WHAT TO DO: Pictures don't belong in the copy; print all the records exactly.

Stored data
■ ■ ■ ■ ■ ■ ■

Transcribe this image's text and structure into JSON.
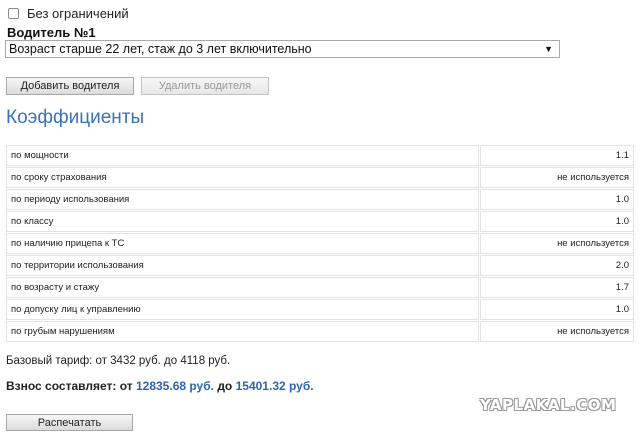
{
  "form": {
    "no_limit_label": "Без ограничений",
    "driver_label": "Водитель №1",
    "driver_select_value": "Возраст старше 22 лет, стаж до 3 лет включительно",
    "add_driver_button": "Добавить водителя",
    "remove_driver_button": "Удалить водителя"
  },
  "coefficients": {
    "title": "Коэффициенты",
    "rows": [
      {
        "label": "по мощности",
        "value": "1.1"
      },
      {
        "label": "по сроку страхования",
        "value": "не используется"
      },
      {
        "label": "по периоду использования",
        "value": "1.0"
      },
      {
        "label": "по классу",
        "value": "1.0"
      },
      {
        "label": "по наличию прицепа к ТС",
        "value": "не используется"
      },
      {
        "label": "по территории использования",
        "value": "2.0"
      },
      {
        "label": "по возрасту и стажу",
        "value": "1.7"
      },
      {
        "label": "по допуску лиц к управлению",
        "value": "1.0"
      },
      {
        "label": "по грубым нарушениям",
        "value": "не используется"
      }
    ]
  },
  "summary": {
    "base_rate_text": "Базовый тариф: от 3432 руб. до 4118 руб.",
    "total_label": "Взнос составляет:",
    "total_from_word": "от",
    "total_from_value": "12835.68 руб.",
    "total_to_word": "до",
    "total_to_value": "15401.32 руб."
  },
  "print_button": "Распечатать",
  "watermark": "YAPLAKAL.COM",
  "colors": {
    "accent": "#3a73b4",
    "total_numbers": "#2e64b0"
  }
}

■ ■ ■ ■ ■ ■ ■

REPLY TO THE EXERCISE:
Transcribe this image's text and structure into JSON.
{
  "form": {
    "no_limit_label": "Без ограничений",
    "driver_label": "Водитель №1",
    "driver_select_value": "Возраст старше 22 лет, стаж до 3 лет включительно",
    "add_driver_button": "Добавить водителя",
    "remove_driver_button": "Удалить водителя"
  },
  "coefficients": {
    "title": "Коэффициенты",
    "rows": [
      {
        "label": "по мощности",
        "value": "1.1"
      },
      {
        "label": "по сроку страхования",
        "value": "не используется"
      },
      {
        "label": "по периоду использования",
        "value": "1.0"
      },
      {
        "label": "по классу",
        "value": "1.0"
      },
      {
        "label": "по наличию прицепа к ТС",
        "value": "не используется"
      },
      {
        "label": "по территории использования",
        "value": "2.0"
      },
      {
        "label": "по возрасту и стажу",
        "value": "1.7"
      },
      {
        "label": "по допуску лиц к управлению",
        "value": "1.0"
      },
      {
        "label": "по грубым нарушениям",
        "value": "не используется"
      }
    ]
  },
  "summary": {
    "base_rate_text": "Базовый тариф: от 3432 руб. до 4118 руб.",
    "total_label": "Взнос составляет:",
    "total_from_word": "от",
    "total_from_value": "12835.68 руб.",
    "total_to_word": "до",
    "total_to_value": "15401.32 руб."
  },
  "print_button": "Распечатать",
  "watermark": "YAPLAKAL.COM",
  "colors": {
    "accent": "#3a73b4",
    "total_numbers": "#2e64b0"
  }
}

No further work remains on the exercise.